Restate the material word for word and leave out anything that is a picture.
-- START OF Records shown --
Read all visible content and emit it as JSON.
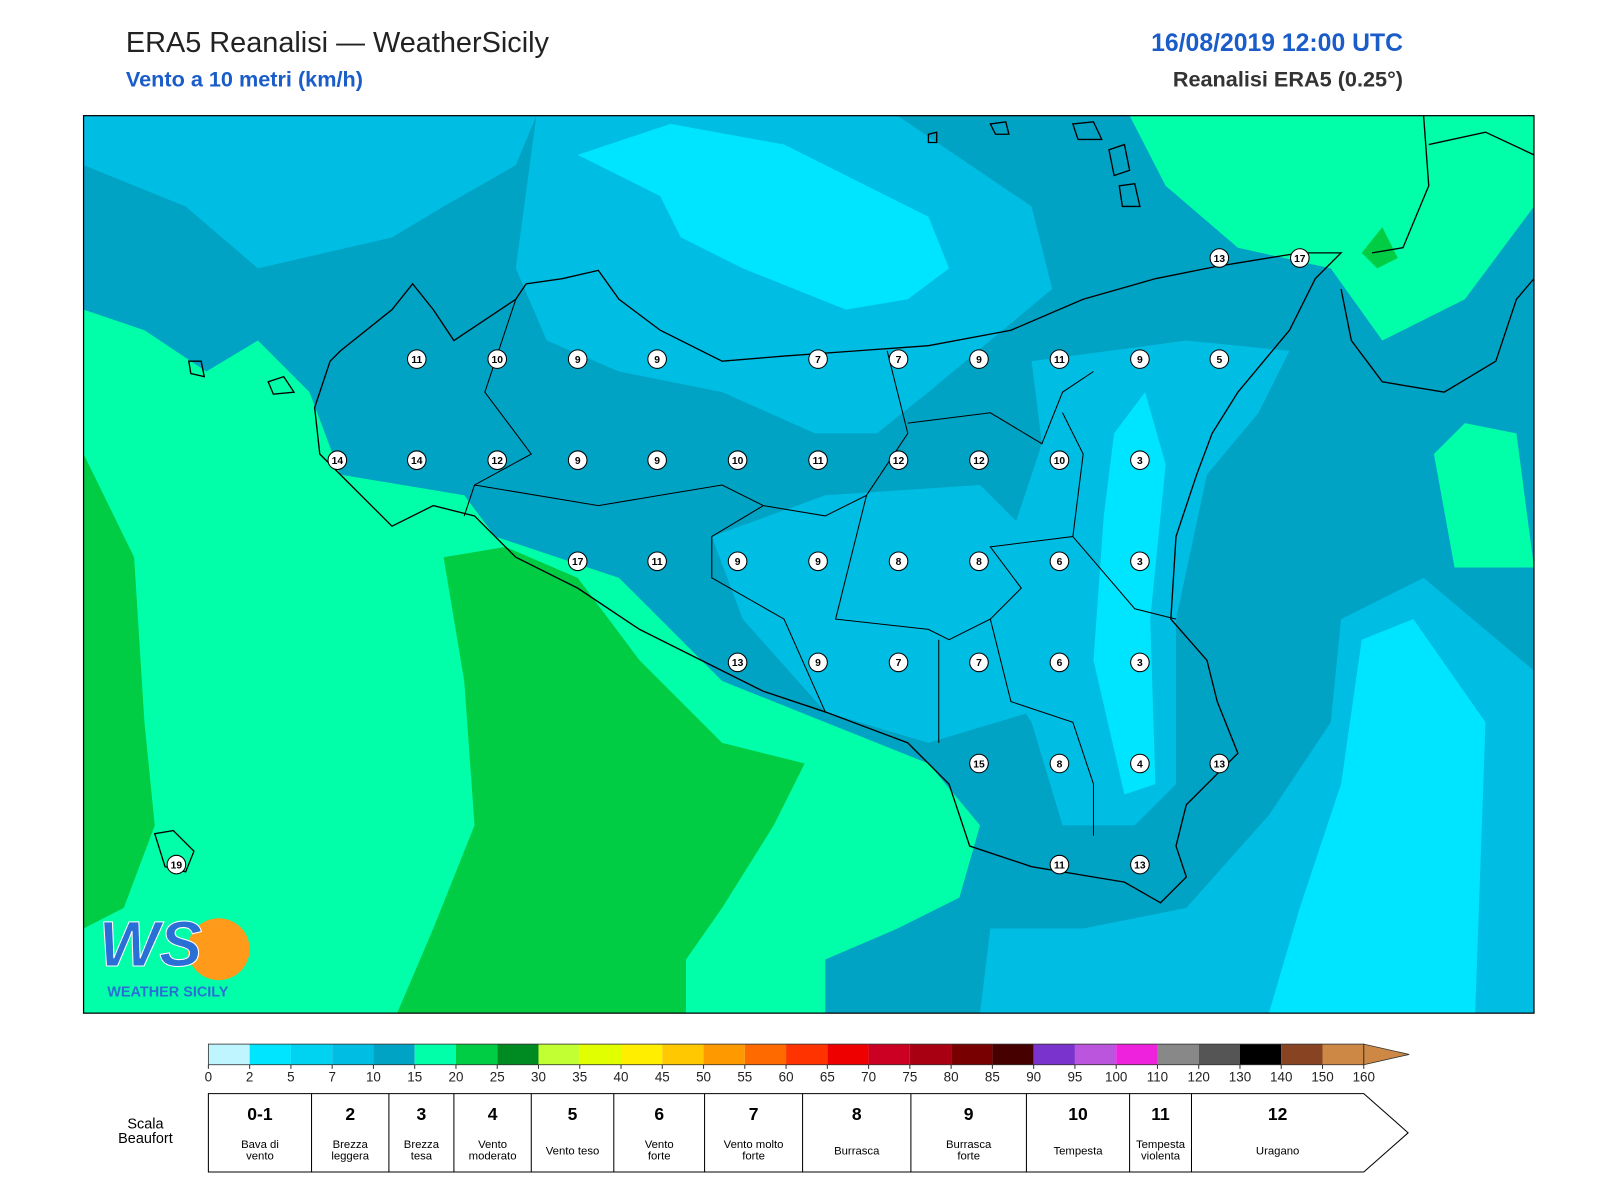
{
  "header": {
    "title": "ERA5 Reanalisi — WeatherSicily",
    "subtitle": "Vento a 10 metri (km/h)",
    "date": "16/08/2019 12:00 UTC",
    "source": "Reanalisi ERA5 (0.25°)"
  },
  "map": {
    "stations": [
      13,
      17,
      11,
      10,
      9,
      9,
      7,
      7,
      9,
      11,
      9,
      5,
      14,
      14,
      12,
      9,
      9,
      10,
      11,
      12,
      12,
      10,
      3,
      17,
      11,
      9,
      9,
      8,
      8,
      6,
      3,
      13,
      9,
      7,
      7,
      6,
      3,
      15,
      8,
      4,
      13,
      11,
      13,
      19
    ]
  },
  "logo": {
    "mark": "WS",
    "name": "WEATHER SICILY"
  },
  "colorbar": {
    "ticks": [
      0,
      2,
      5,
      7,
      10,
      15,
      20,
      25,
      30,
      35,
      40,
      45,
      50,
      55,
      60,
      65,
      70,
      75,
      80,
      85,
      90,
      95,
      100,
      110,
      120,
      130,
      140,
      150,
      160
    ],
    "colors": [
      "#bff5ff",
      "#00e5ff",
      "#00d2f2",
      "#00bde3",
      "#00a3c4",
      "#00ffa8",
      "#00cc44",
      "#008a22",
      "#c2ff33",
      "#e2ff00",
      "#ffee00",
      "#ffc800",
      "#ff9900",
      "#ff6a00",
      "#ff3300",
      "#ee0000",
      "#cc0022",
      "#a80012",
      "#780000",
      "#460000",
      "#7a33cc",
      "#bb55dd",
      "#ee22dd",
      "#888888",
      "#555555",
      "#000000",
      "#884422",
      "#cc8844"
    ],
    "extend_color": "#cc8844"
  },
  "beaufort": {
    "label": [
      "Scala",
      "Beaufort"
    ],
    "levels": [
      {
        "force": "0-1",
        "desc": [
          "Bava di",
          "vento"
        ]
      },
      {
        "force": "2",
        "desc": [
          "Brezza",
          "leggera"
        ]
      },
      {
        "force": "3",
        "desc": [
          "Brezza",
          "tesa"
        ]
      },
      {
        "force": "4",
        "desc": [
          "Vento",
          "moderato"
        ]
      },
      {
        "force": "5",
        "desc": [
          "Vento teso"
        ]
      },
      {
        "force": "6",
        "desc": [
          "Vento",
          "forte"
        ]
      },
      {
        "force": "7",
        "desc": [
          "Vento molto",
          "forte"
        ]
      },
      {
        "force": "8",
        "desc": [
          "Burrasca"
        ]
      },
      {
        "force": "9",
        "desc": [
          "Burrasca",
          "forte"
        ]
      },
      {
        "force": "10",
        "desc": [
          "Tempesta"
        ]
      },
      {
        "force": "11",
        "desc": [
          "Tempesta",
          "violenta"
        ]
      },
      {
        "force": "12",
        "desc": [
          "Uragano"
        ]
      }
    ]
  }
}
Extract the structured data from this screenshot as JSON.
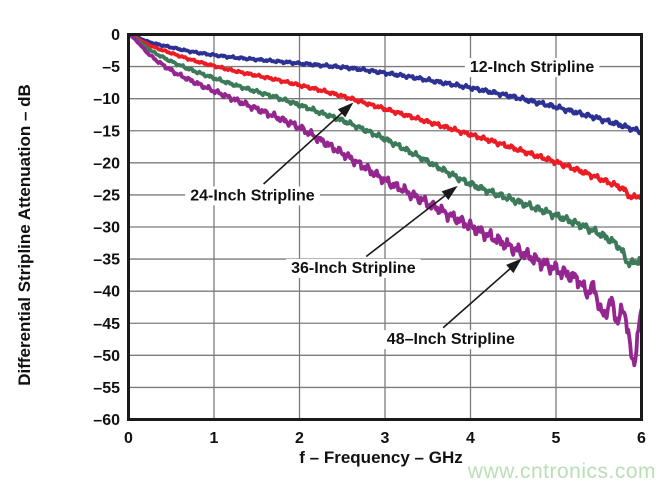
{
  "page": {
    "watermark_text": "www.cntronics.com",
    "watermark_color": "#b3dcae",
    "background": "#ffffff"
  },
  "chart_data": {
    "type": "line",
    "title": "",
    "xlabel": "f – Frequency – GHz",
    "ylabel": "Differential Stripline Attenuation – dB",
    "xlim": [
      0,
      6
    ],
    "ylim": [
      -60,
      0
    ],
    "grid": true,
    "grid_color": "#7b7b7b",
    "frame_color": "#1a1a1a",
    "x_ticks": [
      0,
      1,
      2,
      3,
      4,
      5,
      6
    ],
    "x_tick_labels": [
      "0",
      "1",
      "2",
      "3",
      "4",
      "5",
      "6"
    ],
    "y_ticks": [
      0,
      -5,
      -10,
      -15,
      -20,
      -25,
      -30,
      -35,
      -40,
      -45,
      -50,
      -55,
      -60
    ],
    "y_tick_labels": [
      "0",
      "–5",
      "–10",
      "–15",
      "–20",
      "–25",
      "–30",
      "–35",
      "–40",
      "–45",
      "–50",
      "–55",
      "–60"
    ],
    "x": [
      0,
      0.25,
      0.5,
      0.75,
      1,
      1.25,
      1.5,
      1.75,
      2,
      2.25,
      2.5,
      2.75,
      3,
      3.25,
      3.5,
      3.75,
      4,
      4.25,
      4.5,
      4.75,
      5,
      5.25,
      5.5,
      5.75,
      6
    ],
    "series": [
      {
        "name": "12-Inch Stripline",
        "color": "#2d3194",
        "values": [
          0,
          -1.2,
          -2.0,
          -2.7,
          -3.2,
          -3.6,
          -3.9,
          -4.2,
          -4.5,
          -4.8,
          -5.1,
          -5.5,
          -6.0,
          -6.5,
          -7.1,
          -7.7,
          -8.3,
          -9.0,
          -9.7,
          -10.5,
          -11.3,
          -12.2,
          -13.1,
          -14.1,
          -15.1
        ],
        "noise": [
          0.15,
          0.5
        ],
        "spikes": []
      },
      {
        "name": "24-Inch Stripline",
        "color": "#ec1c24",
        "values": [
          0,
          -1.7,
          -2.9,
          -4.0,
          -4.9,
          -5.7,
          -6.4,
          -7.1,
          -7.9,
          -8.7,
          -9.6,
          -10.6,
          -11.6,
          -12.6,
          -13.6,
          -14.6,
          -15.6,
          -16.6,
          -17.7,
          -18.8,
          -19.9,
          -21.1,
          -22.4,
          -23.8,
          -25.2
        ],
        "noise": [
          0.15,
          0.55
        ],
        "spikes": [
          {
            "x": 5.88,
            "d": -0.8,
            "w": 0.06
          }
        ]
      },
      {
        "name": "36-Inch Stripline",
        "color": "#3c7a5a",
        "values": [
          0,
          -2.4,
          -4.2,
          -5.6,
          -6.8,
          -7.9,
          -8.9,
          -9.9,
          -11.0,
          -12.2,
          -13.4,
          -14.8,
          -16.3,
          -18.0,
          -19.8,
          -21.6,
          -23.3,
          -24.6,
          -25.8,
          -27.0,
          -28.2,
          -29.5,
          -31.0,
          -33.0,
          -35.3
        ],
        "noise": [
          0.2,
          0.8
        ],
        "spikes": [
          {
            "x": 5.85,
            "d": -1.6,
            "w": 0.08
          }
        ]
      },
      {
        "name": "48–Inch Stripline",
        "color": "#94278f",
        "values": [
          0,
          -3.2,
          -5.6,
          -7.3,
          -8.8,
          -10.2,
          -11.6,
          -13.0,
          -14.5,
          -16.5,
          -18.5,
          -20.6,
          -22.7,
          -24.5,
          -26.3,
          -28.1,
          -29.9,
          -31.6,
          -33.3,
          -35.0,
          -36.6,
          -38.1,
          -39.6,
          -41.1,
          -42.4
        ],
        "noise": [
          0.25,
          1.6
        ],
        "spikes": [
          {
            "x": 5.35,
            "d": -1.5,
            "w": 0.05
          },
          {
            "x": 5.55,
            "d": -4.0,
            "w": 0.07
          },
          {
            "x": 5.72,
            "d": -3.5,
            "w": 0.06
          },
          {
            "x": 5.9,
            "d": -9.0,
            "w": 0.07
          }
        ]
      }
    ],
    "annotations": [
      {
        "text": "12-Inch Stripline",
        "x": 4.72,
        "y": -5.0
      },
      {
        "text": "24-Inch Stripline",
        "x": 1.45,
        "y": -25.0,
        "arrow": {
          "x1": 1.58,
          "y1": -23.3,
          "x2": 2.63,
          "y2": -10.6
        }
      },
      {
        "text": "36-Inch Stripline",
        "x": 2.63,
        "y": -36.3,
        "arrow": {
          "x1": 2.78,
          "y1": -34.6,
          "x2": 3.85,
          "y2": -23.6
        }
      },
      {
        "text": "48–Inch Stripline",
        "x": 3.77,
        "y": -47.4,
        "arrow": {
          "x1": 3.68,
          "y1": -45.7,
          "x2": 4.6,
          "y2": -34.9
        }
      }
    ]
  }
}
-- END OF Records shown --
Worked answer:
Read all visible content and emit it as JSON.
{
  "header": {
    "title": "ERA5 Reanalisi — WeatherSicily",
    "subtitle": "Vento a 10 metri (km/h)",
    "date": "16/08/2019 12:00 UTC",
    "source": "Reanalisi ERA5 (0.25°)"
  },
  "map": {
    "stations": [
      13,
      17,
      11,
      10,
      9,
      9,
      7,
      7,
      9,
      11,
      9,
      5,
      14,
      14,
      12,
      9,
      9,
      10,
      11,
      12,
      12,
      10,
      3,
      17,
      11,
      9,
      9,
      8,
      8,
      6,
      3,
      13,
      9,
      7,
      7,
      6,
      3,
      15,
      8,
      4,
      13,
      11,
      13,
      19
    ]
  },
  "logo": {
    "mark": "WS",
    "name": "WEATHER SICILY"
  },
  "colorbar": {
    "ticks": [
      0,
      2,
      5,
      7,
      10,
      15,
      20,
      25,
      30,
      35,
      40,
      45,
      50,
      55,
      60,
      65,
      70,
      75,
      80,
      85,
      90,
      95,
      100,
      110,
      120,
      130,
      140,
      150,
      160
    ],
    "colors": [
      "#bff5ff",
      "#00e5ff",
      "#00d2f2",
      "#00bde3",
      "#00a3c4",
      "#00ffa8",
      "#00cc44",
      "#008a22",
      "#c2ff33",
      "#e2ff00",
      "#ffee00",
      "#ffc800",
      "#ff9900",
      "#ff6a00",
      "#ff3300",
      "#ee0000",
      "#cc0022",
      "#a80012",
      "#780000",
      "#460000",
      "#7a33cc",
      "#bb55dd",
      "#ee22dd",
      "#888888",
      "#555555",
      "#000000",
      "#884422",
      "#cc8844"
    ],
    "extend_color": "#cc8844"
  },
  "beaufort": {
    "label": [
      "Scala",
      "Beaufort"
    ],
    "levels": [
      {
        "force": "0-1",
        "desc": [
          "Bava di",
          "vento"
        ]
      },
      {
        "force": "2",
        "desc": [
          "Brezza",
          "leggera"
        ]
      },
      {
        "force": "3",
        "desc": [
          "Brezza",
          "tesa"
        ]
      },
      {
        "force": "4",
        "desc": [
          "Vento",
          "moderato"
        ]
      },
      {
        "force": "5",
        "desc": [
          "Vento teso"
        ]
      },
      {
        "force": "6",
        "desc": [
          "Vento",
          "forte"
        ]
      },
      {
        "force": "7",
        "desc": [
          "Vento molto",
          "forte"
        ]
      },
      {
        "force": "8",
        "desc": [
          "Burrasca"
        ]
      },
      {
        "force": "9",
        "desc": [
          "Burrasca",
          "forte"
        ]
      },
      {
        "force": "10",
        "desc": [
          "Tempesta"
        ]
      },
      {
        "force": "11",
        "desc": [
          "Tempesta",
          "violenta"
        ]
      },
      {
        "force": "12",
        "desc": [
          "Uragano"
        ]
      }
    ]
  }
}
Extract the structured data from this screenshot as JSON.
{
  "page": {
    "watermark_text": "www.cntronics.com",
    "watermark_color": "#b3dcae",
    "background": "#ffffff"
  },
  "chart_data": {
    "type": "line",
    "title": "",
    "xlabel": "f – Frequency – GHz",
    "ylabel": "Differential Stripline Attenuation – dB",
    "xlim": [
      0,
      6
    ],
    "ylim": [
      -60,
      0
    ],
    "grid": true,
    "grid_color": "#7b7b7b",
    "frame_color": "#1a1a1a",
    "x_ticks": [
      0,
      1,
      2,
      3,
      4,
      5,
      6
    ],
    "x_tick_labels": [
      "0",
      "1",
      "2",
      "3",
      "4",
      "5",
      "6"
    ],
    "y_ticks": [
      0,
      -5,
      -10,
      -15,
      -20,
      -25,
      -30,
      -35,
      -40,
      -45,
      -50,
      -55,
      -60
    ],
    "y_tick_labels": [
      "0",
      "–5",
      "–10",
      "–15",
      "–20",
      "–25",
      "–30",
      "–35",
      "–40",
      "–45",
      "–50",
      "–55",
      "–60"
    ],
    "x": [
      0,
      0.25,
      0.5,
      0.75,
      1,
      1.25,
      1.5,
      1.75,
      2,
      2.25,
      2.5,
      2.75,
      3,
      3.25,
      3.5,
      3.75,
      4,
      4.25,
      4.5,
      4.75,
      5,
      5.25,
      5.5,
      5.75,
      6
    ],
    "series": [
      {
        "name": "12-Inch Stripline",
        "color": "#2d3194",
        "values": [
          0,
          -1.2,
          -2.0,
          -2.7,
          -3.2,
          -3.6,
          -3.9,
          -4.2,
          -4.5,
          -4.8,
          -5.1,
          -5.5,
          -6.0,
          -6.5,
          -7.1,
          -7.7,
          -8.3,
          -9.0,
          -9.7,
          -10.5,
          -11.3,
          -12.2,
          -13.1,
          -14.1,
          -15.1
        ],
        "noise": [
          0.15,
          0.5
        ],
        "spikes": []
      },
      {
        "name": "24-Inch Stripline",
        "color": "#ec1c24",
        "values": [
          0,
          -1.7,
          -2.9,
          -4.0,
          -4.9,
          -5.7,
          -6.4,
          -7.1,
          -7.9,
          -8.7,
          -9.6,
          -10.6,
          -11.6,
          -12.6,
          -13.6,
          -14.6,
          -15.6,
          -16.6,
          -17.7,
          -18.8,
          -19.9,
          -21.1,
          -22.4,
          -23.8,
          -25.2
        ],
        "noise": [
          0.15,
          0.55
        ],
        "spikes": [
          {
            "x": 5.88,
            "d": -0.8,
            "w": 0.06
          }
        ]
      },
      {
        "name": "36-Inch Stripline",
        "color": "#3c7a5a",
        "values": [
          0,
          -2.4,
          -4.2,
          -5.6,
          -6.8,
          -7.9,
          -8.9,
          -9.9,
          -11.0,
          -12.2,
          -13.4,
          -14.8,
          -16.3,
          -18.0,
          -19.8,
          -21.6,
          -23.3,
          -24.6,
          -25.8,
          -27.0,
          -28.2,
          -29.5,
          -31.0,
          -33.0,
          -35.3
        ],
        "noise": [
          0.2,
          0.8
        ],
        "spikes": [
          {
            "x": 5.85,
            "d": -1.6,
            "w": 0.08
          }
        ]
      },
      {
        "name": "48–Inch Stripline",
        "color": "#94278f",
        "values": [
          0,
          -3.2,
          -5.6,
          -7.3,
          -8.8,
          -10.2,
          -11.6,
          -13.0,
          -14.5,
          -16.5,
          -18.5,
          -20.6,
          -22.7,
          -24.5,
          -26.3,
          -28.1,
          -29.9,
          -31.6,
          -33.3,
          -35.0,
          -36.6,
          -38.1,
          -39.6,
          -41.1,
          -42.4
        ],
        "noise": [
          0.25,
          1.6
        ],
        "spikes": [
          {
            "x": 5.35,
            "d": -1.5,
            "w": 0.05
          },
          {
            "x": 5.55,
            "d": -4.0,
            "w": 0.07
          },
          {
            "x": 5.72,
            "d": -3.5,
            "w": 0.06
          },
          {
            "x": 5.9,
            "d": -9.0,
            "w": 0.07
          }
        ]
      }
    ],
    "annotations": [
      {
        "text": "12-Inch Stripline",
        "x": 4.72,
        "y": -5.0
      },
      {
        "text": "24-Inch Stripline",
        "x": 1.45,
        "y": -25.0,
        "arrow": {
          "x1": 1.58,
          "y1": -23.3,
          "x2": 2.63,
          "y2": -10.6
        }
      },
      {
        "text": "36-Inch Stripline",
        "x": 2.63,
        "y": -36.3,
        "arrow": {
          "x1": 2.78,
          "y1": -34.6,
          "x2": 3.85,
          "y2": -23.6
        }
      },
      {
        "text": "48–Inch Stripline",
        "x": 3.77,
        "y": -47.4,
        "arrow": {
          "x1": 3.68,
          "y1": -45.7,
          "x2": 4.6,
          "y2": -34.9
        }
      }
    ]
  }
}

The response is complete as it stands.